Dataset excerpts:

- - -

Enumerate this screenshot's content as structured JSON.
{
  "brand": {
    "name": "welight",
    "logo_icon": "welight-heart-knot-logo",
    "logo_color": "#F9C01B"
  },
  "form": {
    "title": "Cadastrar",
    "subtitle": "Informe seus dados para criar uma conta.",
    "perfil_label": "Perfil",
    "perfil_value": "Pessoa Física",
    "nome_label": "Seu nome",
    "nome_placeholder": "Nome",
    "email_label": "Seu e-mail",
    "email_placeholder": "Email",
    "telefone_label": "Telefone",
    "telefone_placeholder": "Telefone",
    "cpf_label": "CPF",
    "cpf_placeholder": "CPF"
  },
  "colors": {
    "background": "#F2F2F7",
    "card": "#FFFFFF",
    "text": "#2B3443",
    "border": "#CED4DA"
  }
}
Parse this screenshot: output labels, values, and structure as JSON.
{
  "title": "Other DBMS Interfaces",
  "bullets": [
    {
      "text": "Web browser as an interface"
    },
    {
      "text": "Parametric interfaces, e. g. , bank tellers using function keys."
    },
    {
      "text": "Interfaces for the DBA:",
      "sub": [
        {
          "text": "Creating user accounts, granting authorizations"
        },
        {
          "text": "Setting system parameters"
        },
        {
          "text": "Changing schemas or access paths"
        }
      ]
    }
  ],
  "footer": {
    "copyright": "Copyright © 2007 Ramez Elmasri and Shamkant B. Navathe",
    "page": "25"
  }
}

- - -

> [Requirement] Recopy all the lines exactly as they appear.

> [Written solution]
Enumerate this screenshot's content as structured JSON.
{
  "brand": {
    "name": "welight",
    "logo_icon": "welight-heart-knot-logo",
    "logo_color": "#F9C01B"
  },
  "form": {
    "title": "Cadastrar",
    "subtitle": "Informe seus dados para criar uma conta.",
    "perfil_label": "Perfil",
    "perfil_value": "Pessoa Física",
    "nome_label": "Seu nome",
    "nome_placeholder": "Nome",
    "email_label": "Seu e-mail",
    "email_placeholder": "Email",
    "telefone_label": "Telefone",
    "telefone_placeholder": "Telefone",
    "cpf_label": "CPF",
    "cpf_placeholder": "CPF"
  },
  "colors": {
    "background": "#F2F2F7",
    "card": "#FFFFFF",
    "text": "#2B3443",
    "border": "#CED4DA"
  }
}
Parse this screenshot: output labels, values, and structure as JSON.
{
  "title": "Other DBMS Interfaces",
  "bullets": [
    {
      "text": "Web browser as an interface"
    },
    {
      "text": "Parametric interfaces, e. g. , bank tellers using function keys."
    },
    {
      "text": "Interfaces for the DBA:",
      "sub": [
        {
          "text": "Creating user accounts, granting authorizations"
        },
        {
          "text": "Setting system parameters"
        },
        {
          "text": "Changing schemas or access paths"
        }
      ]
    }
  ],
  "footer": {
    "copyright": "Copyright © 2007 Ramez Elmasri and Shamkant B. Navathe",
    "page": "25"
  }
}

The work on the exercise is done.